AIM
Would you transcribe all of the data exactly, down to the last character?

Stored items:
┄┄┄┄┄┄

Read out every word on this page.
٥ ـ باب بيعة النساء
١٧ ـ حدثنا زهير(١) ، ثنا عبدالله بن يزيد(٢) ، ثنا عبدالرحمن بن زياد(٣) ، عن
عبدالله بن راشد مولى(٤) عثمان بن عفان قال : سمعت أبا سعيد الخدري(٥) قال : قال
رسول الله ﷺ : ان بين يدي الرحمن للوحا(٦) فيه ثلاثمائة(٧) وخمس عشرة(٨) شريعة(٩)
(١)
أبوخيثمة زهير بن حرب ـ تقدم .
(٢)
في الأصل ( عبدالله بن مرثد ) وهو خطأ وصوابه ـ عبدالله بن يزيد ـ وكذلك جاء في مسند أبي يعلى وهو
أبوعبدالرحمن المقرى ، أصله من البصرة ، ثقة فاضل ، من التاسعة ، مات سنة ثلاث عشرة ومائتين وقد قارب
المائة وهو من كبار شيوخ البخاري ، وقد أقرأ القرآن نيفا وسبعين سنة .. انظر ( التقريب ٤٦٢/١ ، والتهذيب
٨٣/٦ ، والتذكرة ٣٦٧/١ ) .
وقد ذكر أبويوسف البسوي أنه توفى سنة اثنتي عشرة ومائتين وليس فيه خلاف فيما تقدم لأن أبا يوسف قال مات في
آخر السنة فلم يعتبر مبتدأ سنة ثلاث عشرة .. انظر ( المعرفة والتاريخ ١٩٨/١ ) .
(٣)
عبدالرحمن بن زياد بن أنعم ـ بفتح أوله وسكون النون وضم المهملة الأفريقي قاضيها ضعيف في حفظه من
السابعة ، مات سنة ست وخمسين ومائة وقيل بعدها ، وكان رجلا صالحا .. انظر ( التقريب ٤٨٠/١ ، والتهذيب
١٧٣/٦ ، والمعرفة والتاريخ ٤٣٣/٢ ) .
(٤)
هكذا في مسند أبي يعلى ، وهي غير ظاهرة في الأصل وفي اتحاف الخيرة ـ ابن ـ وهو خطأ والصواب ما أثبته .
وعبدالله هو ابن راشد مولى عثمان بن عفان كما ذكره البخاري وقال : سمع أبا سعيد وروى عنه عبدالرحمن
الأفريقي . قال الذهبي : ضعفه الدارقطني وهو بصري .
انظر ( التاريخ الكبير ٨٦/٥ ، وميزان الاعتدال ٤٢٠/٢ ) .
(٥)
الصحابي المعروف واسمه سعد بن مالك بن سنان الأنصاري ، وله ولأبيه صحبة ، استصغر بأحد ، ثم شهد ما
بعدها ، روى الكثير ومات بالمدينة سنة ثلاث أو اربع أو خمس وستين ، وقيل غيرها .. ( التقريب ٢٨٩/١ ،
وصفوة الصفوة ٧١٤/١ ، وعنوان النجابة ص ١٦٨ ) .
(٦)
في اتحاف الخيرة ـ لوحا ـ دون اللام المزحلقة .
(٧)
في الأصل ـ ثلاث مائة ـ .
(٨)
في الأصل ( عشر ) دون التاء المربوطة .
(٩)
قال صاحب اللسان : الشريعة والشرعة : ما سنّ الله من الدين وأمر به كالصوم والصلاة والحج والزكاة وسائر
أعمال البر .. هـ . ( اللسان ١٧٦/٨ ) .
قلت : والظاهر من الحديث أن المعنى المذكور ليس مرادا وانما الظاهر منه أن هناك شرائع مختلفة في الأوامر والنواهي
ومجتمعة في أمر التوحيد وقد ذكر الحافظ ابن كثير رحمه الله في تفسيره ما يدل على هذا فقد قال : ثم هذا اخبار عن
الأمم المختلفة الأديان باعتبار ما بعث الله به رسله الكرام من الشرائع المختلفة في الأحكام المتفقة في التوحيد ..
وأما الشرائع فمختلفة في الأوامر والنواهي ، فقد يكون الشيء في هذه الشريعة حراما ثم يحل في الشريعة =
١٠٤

┄┄┄┄┄┄

EXERCISE OUTPUT
Read out every word on this page.
٥ ـ باب بيعة النساء
١٧ ـ حدثنا زهير(١) ، ثنا عبدالله بن يزيد(٢) ، ثنا عبدالرحمن بن زياد(٣) ، عن
عبدالله بن راشد مولى(٤) عثمان بن عفان قال : سمعت أبا سعيد الخدري(٥) قال : قال
رسول الله ﷺ : ان بين يدي الرحمن للوحا(٦) فيه ثلاثمائة(٧) وخمس عشرة(٨) شريعة(٩)
(١)
أبوخيثمة زهير بن حرب ـ تقدم .
(٢)
في الأصل ( عبدالله بن مرثد ) وهو خطأ وصوابه ـ عبدالله بن يزيد ـ وكذلك جاء في مسند أبي يعلى وهو
أبوعبدالرحمن المقرى ، أصله من البصرة ، ثقة فاضل ، من التاسعة ، مات سنة ثلاث عشرة ومائتين وقد قارب
المائة وهو من كبار شيوخ البخاري ، وقد أقرأ القرآن نيفا وسبعين سنة .. انظر ( التقريب ٤٦٢/١ ، والتهذيب
٨٣/٦ ، والتذكرة ٣٦٧/١ ) .
وقد ذكر أبويوسف البسوي أنه توفى سنة اثنتي عشرة ومائتين وليس فيه خلاف فيما تقدم لأن أبا يوسف قال مات في
آخر السنة فلم يعتبر مبتدأ سنة ثلاث عشرة .. انظر ( المعرفة والتاريخ ١٩٨/١ ) .
(٣)
عبدالرحمن بن زياد بن أنعم ـ بفتح أوله وسكون النون وضم المهملة الأفريقي قاضيها ضعيف في حفظه من
السابعة ، مات سنة ست وخمسين ومائة وقيل بعدها ، وكان رجلا صالحا .. انظر ( التقريب ٤٨٠/١ ، والتهذيب
١٧٣/٦ ، والمعرفة والتاريخ ٤٣٣/٢ ) .
(٤)
هكذا في مسند أبي يعلى ، وهي غير ظاهرة في الأصل وفي اتحاف الخيرة ـ ابن ـ وهو خطأ والصواب ما أثبته .
وعبدالله هو ابن راشد مولى عثمان بن عفان كما ذكره البخاري وقال : سمع أبا سعيد وروى عنه عبدالرحمن
الأفريقي . قال الذهبي : ضعفه الدارقطني وهو بصري .
انظر ( التاريخ الكبير ٨٦/٥ ، وميزان الاعتدال ٤٢٠/٢ ) .
(٥)
الصحابي المعروف واسمه سعد بن مالك بن سنان الأنصاري ، وله ولأبيه صحبة ، استصغر بأحد ، ثم شهد ما
بعدها ، روى الكثير ومات بالمدينة سنة ثلاث أو اربع أو خمس وستين ، وقيل غيرها .. ( التقريب ٢٨٩/١ ،
وصفوة الصفوة ٧١٤/١ ، وعنوان النجابة ص ١٦٨ ) .
(٦)
في اتحاف الخيرة ـ لوحا ـ دون اللام المزحلقة .
(٧)
في الأصل ـ ثلاث مائة ـ .
(٨)
في الأصل ( عشر ) دون التاء المربوطة .
(٩)
قال صاحب اللسان : الشريعة والشرعة : ما سنّ الله من الدين وأمر به كالصوم والصلاة والحج والزكاة وسائر
أعمال البر .. هـ . ( اللسان ١٧٦/٨ ) .
قلت : والظاهر من الحديث أن المعنى المذكور ليس مرادا وانما الظاهر منه أن هناك شرائع مختلفة في الأوامر والنواهي
ومجتمعة في أمر التوحيد وقد ذكر الحافظ ابن كثير رحمه الله في تفسيره ما يدل على هذا فقد قال : ثم هذا اخبار عن
الأمم المختلفة الأديان باعتبار ما بعث الله به رسله الكرام من الشرائع المختلفة في الأحكام المتفقة في التوحيد ..
وأما الشرائع فمختلفة في الأوامر والنواهي ، فقد يكون الشيء في هذه الشريعة حراما ثم يحل في الشريعة =
١٠٤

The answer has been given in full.